◆ EXERCISE DIRECTIONS ◆
Copy every line of the records below that holds the word "houses".

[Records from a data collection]
|---|
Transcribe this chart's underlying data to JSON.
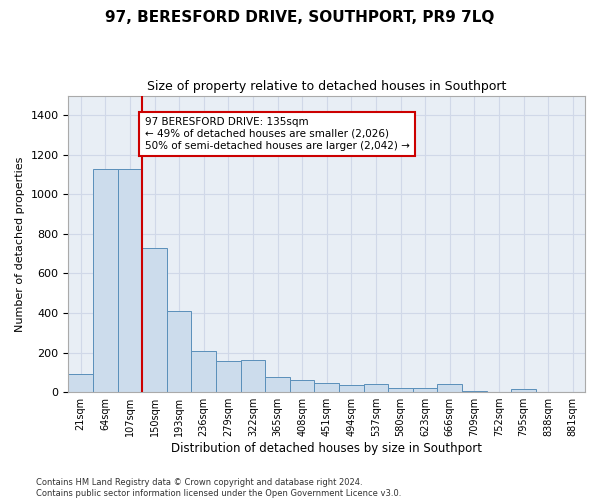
{
  "title": "97, BERESFORD DRIVE, SOUTHPORT, PR9 7LQ",
  "subtitle": "Size of property relative to detached houses in Southport",
  "xlabel": "Distribution of detached houses by size in Southport",
  "ylabel": "Number of detached properties",
  "bar_color": "#ccdcec",
  "bar_edge_color": "#5a8fba",
  "categories": [
    "21sqm",
    "64sqm",
    "107sqm",
    "150sqm",
    "193sqm",
    "236sqm",
    "279sqm",
    "322sqm",
    "365sqm",
    "408sqm",
    "451sqm",
    "494sqm",
    "537sqm",
    "580sqm",
    "623sqm",
    "666sqm",
    "709sqm",
    "752sqm",
    "795sqm",
    "838sqm",
    "881sqm"
  ],
  "values": [
    90,
    1130,
    1130,
    730,
    410,
    210,
    155,
    160,
    75,
    60,
    45,
    35,
    40,
    22,
    20,
    40,
    5,
    0,
    15,
    0,
    0
  ],
  "ylim": [
    0,
    1500
  ],
  "yticks": [
    0,
    200,
    400,
    600,
    800,
    1000,
    1200,
    1400
  ],
  "property_line_x": 2.5,
  "annotation_text": "97 BERESFORD DRIVE: 135sqm\n← 49% of detached houses are smaller (2,026)\n50% of semi-detached houses are larger (2,042) →",
  "annotation_box_color": "#ffffff",
  "annotation_box_edge_color": "#cc0000",
  "footer": "Contains HM Land Registry data © Crown copyright and database right 2024.\nContains public sector information licensed under the Open Government Licence v3.0.",
  "grid_color": "#d0d8e8",
  "fig_bg_color": "#ffffff",
  "plot_bg_color": "#e8eef5"
}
|---|
◆ REPLY ◆
  "subtitle": "Size of property relative to detached houses in Southport",
  "xlabel": "Distribution of detached houses by size in Southport",
  "annotation_text": "97 BERESFORD DRIVE: 135sqm\n← 49% of detached houses are smaller (2,026)\n50% of semi-detached houses are larger (2,042) →",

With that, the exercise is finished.